## ITEMS
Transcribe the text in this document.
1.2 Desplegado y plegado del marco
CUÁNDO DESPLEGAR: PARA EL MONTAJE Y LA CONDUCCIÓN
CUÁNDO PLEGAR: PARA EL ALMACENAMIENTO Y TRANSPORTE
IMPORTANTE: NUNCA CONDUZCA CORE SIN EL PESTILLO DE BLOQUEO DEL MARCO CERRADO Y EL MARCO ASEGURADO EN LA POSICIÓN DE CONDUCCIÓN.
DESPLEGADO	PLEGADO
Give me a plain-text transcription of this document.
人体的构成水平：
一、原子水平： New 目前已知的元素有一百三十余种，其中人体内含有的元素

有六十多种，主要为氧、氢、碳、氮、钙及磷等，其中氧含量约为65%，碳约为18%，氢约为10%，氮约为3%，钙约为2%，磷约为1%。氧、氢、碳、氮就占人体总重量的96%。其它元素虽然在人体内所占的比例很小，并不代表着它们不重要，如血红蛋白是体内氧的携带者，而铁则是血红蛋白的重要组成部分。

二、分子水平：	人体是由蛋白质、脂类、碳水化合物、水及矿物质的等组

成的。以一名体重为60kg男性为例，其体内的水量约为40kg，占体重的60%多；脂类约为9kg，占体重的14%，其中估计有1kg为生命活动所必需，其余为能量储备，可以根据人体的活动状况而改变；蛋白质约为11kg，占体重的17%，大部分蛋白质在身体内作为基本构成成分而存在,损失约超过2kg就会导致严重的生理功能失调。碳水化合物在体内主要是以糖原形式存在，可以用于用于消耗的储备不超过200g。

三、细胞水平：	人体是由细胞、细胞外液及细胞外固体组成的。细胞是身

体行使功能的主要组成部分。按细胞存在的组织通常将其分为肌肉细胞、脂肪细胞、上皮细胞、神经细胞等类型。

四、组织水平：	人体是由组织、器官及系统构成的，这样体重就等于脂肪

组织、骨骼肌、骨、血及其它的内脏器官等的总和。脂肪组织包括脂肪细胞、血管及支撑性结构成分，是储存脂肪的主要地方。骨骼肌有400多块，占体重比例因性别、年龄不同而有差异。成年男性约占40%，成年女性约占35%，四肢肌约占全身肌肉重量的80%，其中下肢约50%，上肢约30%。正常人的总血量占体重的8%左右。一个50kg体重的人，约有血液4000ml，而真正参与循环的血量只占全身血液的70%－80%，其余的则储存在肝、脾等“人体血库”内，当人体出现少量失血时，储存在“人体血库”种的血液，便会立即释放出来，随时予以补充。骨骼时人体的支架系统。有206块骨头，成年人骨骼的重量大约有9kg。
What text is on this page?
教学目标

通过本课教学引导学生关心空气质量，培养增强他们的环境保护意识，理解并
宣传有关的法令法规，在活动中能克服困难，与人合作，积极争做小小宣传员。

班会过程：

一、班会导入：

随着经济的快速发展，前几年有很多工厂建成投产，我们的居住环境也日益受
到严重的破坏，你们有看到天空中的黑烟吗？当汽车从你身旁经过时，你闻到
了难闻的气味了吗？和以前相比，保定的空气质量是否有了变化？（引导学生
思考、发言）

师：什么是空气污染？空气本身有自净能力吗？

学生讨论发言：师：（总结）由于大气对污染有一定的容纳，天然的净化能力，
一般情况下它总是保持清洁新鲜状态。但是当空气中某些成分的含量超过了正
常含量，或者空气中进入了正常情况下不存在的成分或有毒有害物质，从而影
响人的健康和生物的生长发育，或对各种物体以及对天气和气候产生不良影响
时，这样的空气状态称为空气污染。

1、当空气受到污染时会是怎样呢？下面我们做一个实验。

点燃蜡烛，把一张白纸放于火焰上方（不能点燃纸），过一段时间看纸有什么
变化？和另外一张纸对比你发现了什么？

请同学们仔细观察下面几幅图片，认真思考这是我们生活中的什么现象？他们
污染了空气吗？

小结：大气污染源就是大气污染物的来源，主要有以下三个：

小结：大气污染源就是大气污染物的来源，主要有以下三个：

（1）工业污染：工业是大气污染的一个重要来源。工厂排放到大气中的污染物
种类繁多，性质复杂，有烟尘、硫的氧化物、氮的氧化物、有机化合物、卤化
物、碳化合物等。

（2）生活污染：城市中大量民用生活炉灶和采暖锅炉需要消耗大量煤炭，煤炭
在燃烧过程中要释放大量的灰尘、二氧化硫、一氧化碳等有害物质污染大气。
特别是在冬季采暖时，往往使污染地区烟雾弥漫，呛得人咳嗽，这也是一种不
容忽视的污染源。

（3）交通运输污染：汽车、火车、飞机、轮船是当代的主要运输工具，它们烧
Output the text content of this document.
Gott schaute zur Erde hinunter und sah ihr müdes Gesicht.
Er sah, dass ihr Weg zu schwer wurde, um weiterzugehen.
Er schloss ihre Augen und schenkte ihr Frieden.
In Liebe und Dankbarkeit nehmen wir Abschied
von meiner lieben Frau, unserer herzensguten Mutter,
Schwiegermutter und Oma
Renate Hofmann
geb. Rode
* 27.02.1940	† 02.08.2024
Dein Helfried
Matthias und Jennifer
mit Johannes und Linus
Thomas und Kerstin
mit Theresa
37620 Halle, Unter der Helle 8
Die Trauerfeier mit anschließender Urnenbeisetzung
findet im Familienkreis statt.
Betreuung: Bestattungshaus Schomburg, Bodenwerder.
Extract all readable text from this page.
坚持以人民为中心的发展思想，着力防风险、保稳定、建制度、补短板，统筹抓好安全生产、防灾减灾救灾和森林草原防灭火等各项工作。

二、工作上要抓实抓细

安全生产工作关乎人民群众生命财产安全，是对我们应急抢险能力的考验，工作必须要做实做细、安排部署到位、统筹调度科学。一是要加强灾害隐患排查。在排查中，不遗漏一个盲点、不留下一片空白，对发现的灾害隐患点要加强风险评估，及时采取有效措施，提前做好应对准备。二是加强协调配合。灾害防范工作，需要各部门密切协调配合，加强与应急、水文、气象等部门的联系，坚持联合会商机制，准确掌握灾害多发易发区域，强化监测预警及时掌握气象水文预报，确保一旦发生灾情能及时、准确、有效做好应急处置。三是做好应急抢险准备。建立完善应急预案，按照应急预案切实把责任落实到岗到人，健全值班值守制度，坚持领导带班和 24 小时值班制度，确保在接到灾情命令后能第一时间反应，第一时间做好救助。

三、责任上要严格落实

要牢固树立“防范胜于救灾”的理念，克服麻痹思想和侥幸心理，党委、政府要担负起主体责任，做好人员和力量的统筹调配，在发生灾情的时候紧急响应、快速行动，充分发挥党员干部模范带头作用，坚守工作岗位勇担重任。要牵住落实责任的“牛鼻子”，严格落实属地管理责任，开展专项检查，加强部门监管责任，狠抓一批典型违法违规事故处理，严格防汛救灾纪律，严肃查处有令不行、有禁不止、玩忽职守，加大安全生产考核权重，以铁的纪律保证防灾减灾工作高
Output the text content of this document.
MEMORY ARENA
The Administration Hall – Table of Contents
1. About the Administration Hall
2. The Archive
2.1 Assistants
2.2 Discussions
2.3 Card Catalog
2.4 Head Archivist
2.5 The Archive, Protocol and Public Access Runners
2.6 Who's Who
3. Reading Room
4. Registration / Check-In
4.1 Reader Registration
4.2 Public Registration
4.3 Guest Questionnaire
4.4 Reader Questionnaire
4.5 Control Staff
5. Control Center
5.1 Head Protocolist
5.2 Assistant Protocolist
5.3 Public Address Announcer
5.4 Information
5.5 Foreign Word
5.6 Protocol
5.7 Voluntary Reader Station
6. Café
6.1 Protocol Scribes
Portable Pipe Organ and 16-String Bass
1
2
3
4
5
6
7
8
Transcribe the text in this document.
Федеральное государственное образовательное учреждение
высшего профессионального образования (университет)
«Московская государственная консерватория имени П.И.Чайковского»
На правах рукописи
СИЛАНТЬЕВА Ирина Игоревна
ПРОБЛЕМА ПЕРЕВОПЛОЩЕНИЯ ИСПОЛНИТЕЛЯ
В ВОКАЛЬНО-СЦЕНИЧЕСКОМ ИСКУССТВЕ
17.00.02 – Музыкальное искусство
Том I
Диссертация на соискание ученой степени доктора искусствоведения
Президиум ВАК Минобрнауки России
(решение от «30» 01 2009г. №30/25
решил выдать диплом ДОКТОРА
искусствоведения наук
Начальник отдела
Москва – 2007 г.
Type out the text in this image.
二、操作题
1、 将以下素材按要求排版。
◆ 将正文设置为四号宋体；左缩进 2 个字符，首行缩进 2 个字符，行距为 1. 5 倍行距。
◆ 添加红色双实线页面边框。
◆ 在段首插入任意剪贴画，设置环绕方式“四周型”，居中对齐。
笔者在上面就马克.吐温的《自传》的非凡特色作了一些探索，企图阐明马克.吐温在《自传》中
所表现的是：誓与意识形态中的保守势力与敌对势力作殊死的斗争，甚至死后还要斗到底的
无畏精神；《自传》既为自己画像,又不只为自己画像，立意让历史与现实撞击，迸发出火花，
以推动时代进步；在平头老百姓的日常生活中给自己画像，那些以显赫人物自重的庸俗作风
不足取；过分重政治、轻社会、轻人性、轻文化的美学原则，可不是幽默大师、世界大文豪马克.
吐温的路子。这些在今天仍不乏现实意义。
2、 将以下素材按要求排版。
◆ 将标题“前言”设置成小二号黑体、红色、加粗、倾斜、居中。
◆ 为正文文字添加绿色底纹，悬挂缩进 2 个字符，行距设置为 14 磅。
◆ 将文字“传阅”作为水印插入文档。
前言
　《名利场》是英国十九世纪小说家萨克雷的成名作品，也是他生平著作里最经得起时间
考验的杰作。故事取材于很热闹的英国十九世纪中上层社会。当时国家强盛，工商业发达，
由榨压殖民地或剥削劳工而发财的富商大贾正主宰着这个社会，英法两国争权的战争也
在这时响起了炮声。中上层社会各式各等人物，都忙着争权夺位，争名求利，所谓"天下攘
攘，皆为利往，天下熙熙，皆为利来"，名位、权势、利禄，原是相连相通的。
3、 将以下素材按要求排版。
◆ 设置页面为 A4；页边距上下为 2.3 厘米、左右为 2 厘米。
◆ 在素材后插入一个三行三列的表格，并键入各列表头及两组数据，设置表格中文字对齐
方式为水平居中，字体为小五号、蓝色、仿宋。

## PROBLEM TO WORK ON
Sift through the entries and copy every line with "Protocolist".

## RESPONSE FOR THIS EXERCISE
5.1 Head Protocolist
5.2 Assistant Protocolist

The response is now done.